:: PROVIDED RECORDS
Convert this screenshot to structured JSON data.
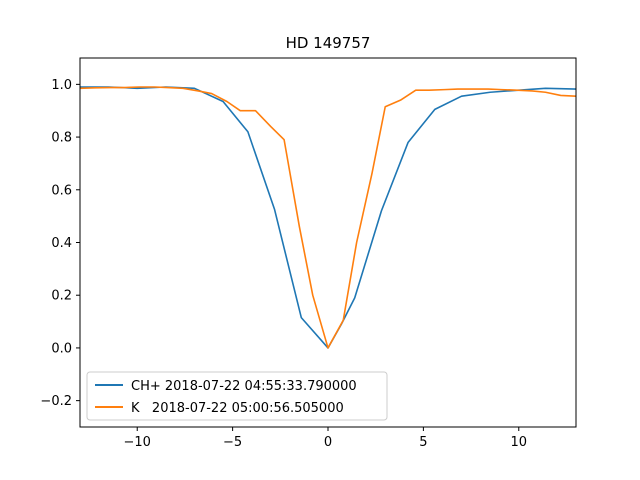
{
  "chart_data": {
    "type": "line",
    "title": "HD 149757",
    "xlabel": "",
    "ylabel": "",
    "xlim": [
      -13,
      13
    ],
    "ylim": [
      -0.3,
      1.1
    ],
    "xticks": [
      -10,
      -5,
      0,
      5,
      10
    ],
    "xtick_labels": [
      "−10",
      "−5",
      "0",
      "5",
      "10"
    ],
    "yticks": [
      -0.2,
      0.0,
      0.2,
      0.4,
      0.6,
      0.8,
      1.0
    ],
    "ytick_labels": [
      "−0.2",
      "0.0",
      "0.2",
      "0.4",
      "0.6",
      "0.8",
      "1.0"
    ],
    "grid": false,
    "legend_position": "lower-left",
    "series": [
      {
        "name": "CH+ 2018-07-22 04:55:33.790000",
        "color": "#1f77b4",
        "x": [
          -13,
          -11.5,
          -10,
          -8.5,
          -7,
          -5.5,
          -4.2,
          -2.8,
          -1.4,
          0,
          0.7,
          1.4,
          2.8,
          4.2,
          5.6,
          7.0,
          8.5,
          10.0,
          11.4,
          13.0
        ],
        "y": [
          0.99,
          0.99,
          0.985,
          0.99,
          0.985,
          0.935,
          0.82,
          0.525,
          0.115,
          0.0,
          0.09,
          0.19,
          0.52,
          0.78,
          0.905,
          0.955,
          0.97,
          0.978,
          0.985,
          0.982
        ]
      },
      {
        "name": "K   2018-07-22 05:00:56.505000",
        "color": "#ff7f0e",
        "x": [
          -13,
          -12.2,
          -11.4,
          -10.7,
          -9.9,
          -9.1,
          -8.4,
          -7.6,
          -6.8,
          -6.1,
          -5.3,
          -4.6,
          -3.8,
          -3.0,
          -2.3,
          -1.5,
          -0.8,
          0,
          0.8,
          1.5,
          2.3,
          3.0,
          3.8,
          4.6,
          5.3,
          6.1,
          6.8,
          7.6,
          8.4,
          9.1,
          9.9,
          10.7,
          11.4,
          12.2,
          13.0
        ],
        "y": [
          0.985,
          0.987,
          0.988,
          0.988,
          0.99,
          0.99,
          0.988,
          0.985,
          0.975,
          0.965,
          0.935,
          0.9,
          0.9,
          0.84,
          0.79,
          0.46,
          0.2,
          0.0,
          0.105,
          0.4,
          0.66,
          0.915,
          0.94,
          0.978,
          0.978,
          0.98,
          0.982,
          0.982,
          0.982,
          0.98,
          0.978,
          0.975,
          0.97,
          0.958,
          0.955
        ]
      }
    ]
  }
}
::::
WHAT IS NEEDED:
Omit the images and transcribe all of the records above word for word.

OUTPUT OF THE EXERCISE:
Convert this screenshot to structured JSON data.
{
  "chart_data": {
    "type": "line",
    "title": "HD 149757",
    "xlabel": "",
    "ylabel": "",
    "xlim": [
      -13,
      13
    ],
    "ylim": [
      -0.3,
      1.1
    ],
    "xticks": [
      -10,
      -5,
      0,
      5,
      10
    ],
    "xtick_labels": [
      "−10",
      "−5",
      "0",
      "5",
      "10"
    ],
    "yticks": [
      -0.2,
      0.0,
      0.2,
      0.4,
      0.6,
      0.8,
      1.0
    ],
    "ytick_labels": [
      "−0.2",
      "0.0",
      "0.2",
      "0.4",
      "0.6",
      "0.8",
      "1.0"
    ],
    "grid": false,
    "legend_position": "lower-left",
    "series": [
      {
        "name": "CH+ 2018-07-22 04:55:33.790000",
        "color": "#1f77b4",
        "x": [
          -13,
          -11.5,
          -10,
          -8.5,
          -7,
          -5.5,
          -4.2,
          -2.8,
          -1.4,
          0,
          0.7,
          1.4,
          2.8,
          4.2,
          5.6,
          7.0,
          8.5,
          10.0,
          11.4,
          13.0
        ],
        "y": [
          0.99,
          0.99,
          0.985,
          0.99,
          0.985,
          0.935,
          0.82,
          0.525,
          0.115,
          0.0,
          0.09,
          0.19,
          0.52,
          0.78,
          0.905,
          0.955,
          0.97,
          0.978,
          0.985,
          0.982
        ]
      },
      {
        "name": "K   2018-07-22 05:00:56.505000",
        "color": "#ff7f0e",
        "x": [
          -13,
          -12.2,
          -11.4,
          -10.7,
          -9.9,
          -9.1,
          -8.4,
          -7.6,
          -6.8,
          -6.1,
          -5.3,
          -4.6,
          -3.8,
          -3.0,
          -2.3,
          -1.5,
          -0.8,
          0,
          0.8,
          1.5,
          2.3,
          3.0,
          3.8,
          4.6,
          5.3,
          6.1,
          6.8,
          7.6,
          8.4,
          9.1,
          9.9,
          10.7,
          11.4,
          12.2,
          13.0
        ],
        "y": [
          0.985,
          0.987,
          0.988,
          0.988,
          0.99,
          0.99,
          0.988,
          0.985,
          0.975,
          0.965,
          0.935,
          0.9,
          0.9,
          0.84,
          0.79,
          0.46,
          0.2,
          0.0,
          0.105,
          0.4,
          0.66,
          0.915,
          0.94,
          0.978,
          0.978,
          0.98,
          0.982,
          0.982,
          0.982,
          0.98,
          0.978,
          0.975,
          0.97,
          0.958,
          0.955
        ]
      }
    ]
  }
}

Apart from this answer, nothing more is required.